#### [Given instruction]
Output the data below in full, byte for byte. Nothing may differ.

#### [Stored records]
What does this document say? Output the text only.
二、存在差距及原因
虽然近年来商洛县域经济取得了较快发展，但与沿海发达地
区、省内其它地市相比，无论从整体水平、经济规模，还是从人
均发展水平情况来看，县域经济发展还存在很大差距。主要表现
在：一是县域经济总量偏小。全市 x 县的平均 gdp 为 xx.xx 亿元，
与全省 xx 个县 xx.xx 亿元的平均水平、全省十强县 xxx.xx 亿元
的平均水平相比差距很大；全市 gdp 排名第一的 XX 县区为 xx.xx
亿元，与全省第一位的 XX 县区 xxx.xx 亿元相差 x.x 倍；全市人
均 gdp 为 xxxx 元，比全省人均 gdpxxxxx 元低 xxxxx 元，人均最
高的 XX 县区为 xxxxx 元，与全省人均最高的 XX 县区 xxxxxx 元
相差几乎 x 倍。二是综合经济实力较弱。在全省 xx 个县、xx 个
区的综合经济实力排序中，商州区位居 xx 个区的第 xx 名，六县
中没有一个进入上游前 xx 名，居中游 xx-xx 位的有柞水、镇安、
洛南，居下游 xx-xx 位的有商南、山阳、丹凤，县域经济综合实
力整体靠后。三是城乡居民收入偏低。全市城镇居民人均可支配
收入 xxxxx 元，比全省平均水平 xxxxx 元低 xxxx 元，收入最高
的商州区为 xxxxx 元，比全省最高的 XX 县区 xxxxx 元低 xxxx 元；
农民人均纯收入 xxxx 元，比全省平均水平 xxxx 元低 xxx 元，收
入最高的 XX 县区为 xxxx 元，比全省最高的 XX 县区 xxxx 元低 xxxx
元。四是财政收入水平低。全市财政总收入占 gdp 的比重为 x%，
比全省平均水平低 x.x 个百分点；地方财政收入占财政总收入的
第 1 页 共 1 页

#### [Exercise output]
What does this document say? Output the text only.
二、存在差距及原因
虽然近年来商洛县域经济取得了较快发展，但与沿海发达地
区、省内其它地市相比，无论从整体水平、经济规模，还是从人
均发展水平情况来看，县域经济发展还存在很大差距。主要表现
在：一是县域经济总量偏小。全市 x 县的平均 gdp 为 xx.xx 亿元，
与全省 xx 个县 xx.xx 亿元的平均水平、全省十强县 xxx.xx 亿元
的平均水平相比差距很大；全市 gdp 排名第一的 XX 县区为 xx.xx
亿元，与全省第一位的 XX 县区 xxx.xx 亿元相差 x.x 倍；全市人
均 gdp 为 xxxx 元，比全省人均 gdpxxxxx 元低 xxxxx 元，人均最
高的 XX 县区为 xxxxx 元，与全省人均最高的 XX 县区 xxxxxx 元
相差几乎 x 倍。二是综合经济实力较弱。在全省 xx 个县、xx 个
区的综合经济实力排序中，商州区位居 xx 个区的第 xx 名，六县
中没有一个进入上游前 xx 名，居中游 xx-xx 位的有柞水、镇安、
洛南，居下游 xx-xx 位的有商南、山阳、丹凤，县域经济综合实
力整体靠后。三是城乡居民收入偏低。全市城镇居民人均可支配
收入 xxxxx 元，比全省平均水平 xxxxx 元低 xxxx 元，收入最高
的商州区为 xxxxx 元，比全省最高的 XX 县区 xxxxx 元低 xxxx 元；
农民人均纯收入 xxxx 元，比全省平均水平 xxxx 元低 xxx 元，收
入最高的 XX 县区为 xxxx 元，比全省最高的 XX 县区 xxxx 元低 xxxx
元。四是财政收入水平低。全市财政总收入占 gdp 的比重为 x%，
比全省平均水平低 x.x 个百分点；地方财政收入占财政总收入的
第 1 页 共 1 页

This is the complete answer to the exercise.